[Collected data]
◆ ◆ ◆ ◆

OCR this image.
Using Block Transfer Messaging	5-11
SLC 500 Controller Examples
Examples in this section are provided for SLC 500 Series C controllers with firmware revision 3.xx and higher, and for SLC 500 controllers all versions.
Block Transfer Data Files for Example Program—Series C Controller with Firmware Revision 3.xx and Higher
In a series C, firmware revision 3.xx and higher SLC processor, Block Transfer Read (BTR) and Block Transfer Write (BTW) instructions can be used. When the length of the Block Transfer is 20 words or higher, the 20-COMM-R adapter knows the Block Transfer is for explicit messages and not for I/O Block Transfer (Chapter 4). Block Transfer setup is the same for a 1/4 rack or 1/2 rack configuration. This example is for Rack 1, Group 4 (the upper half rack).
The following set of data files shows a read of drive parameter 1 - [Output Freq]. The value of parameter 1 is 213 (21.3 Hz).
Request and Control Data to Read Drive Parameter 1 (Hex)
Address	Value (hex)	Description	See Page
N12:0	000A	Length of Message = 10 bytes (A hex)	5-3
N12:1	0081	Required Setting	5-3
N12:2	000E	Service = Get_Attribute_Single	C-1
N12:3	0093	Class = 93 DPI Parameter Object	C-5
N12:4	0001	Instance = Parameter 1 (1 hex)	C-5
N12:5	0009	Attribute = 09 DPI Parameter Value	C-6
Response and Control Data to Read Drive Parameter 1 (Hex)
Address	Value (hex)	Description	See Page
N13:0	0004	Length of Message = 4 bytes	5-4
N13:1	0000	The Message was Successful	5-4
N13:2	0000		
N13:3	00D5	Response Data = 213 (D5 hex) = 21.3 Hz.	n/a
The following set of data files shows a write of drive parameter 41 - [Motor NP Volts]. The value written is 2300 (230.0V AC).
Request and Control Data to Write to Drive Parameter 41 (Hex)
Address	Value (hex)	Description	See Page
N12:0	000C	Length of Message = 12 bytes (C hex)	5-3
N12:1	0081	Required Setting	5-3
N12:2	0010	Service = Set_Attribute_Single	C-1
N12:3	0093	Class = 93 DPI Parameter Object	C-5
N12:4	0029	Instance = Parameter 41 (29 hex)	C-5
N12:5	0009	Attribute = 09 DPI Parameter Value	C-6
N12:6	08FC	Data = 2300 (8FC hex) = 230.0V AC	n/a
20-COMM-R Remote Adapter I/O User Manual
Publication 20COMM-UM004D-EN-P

◆ ◆ ◆ ◆

*PROBLEM:* Find every line in the records above that holds the word "Response", and copy each one.

*FULL OUTPUT:*
Response and Control Data to Read Drive Parameter 1 (Hex)
N13:3	00D5	Response Data = 213 (D5 hex) = 21.3 Hz.	n/a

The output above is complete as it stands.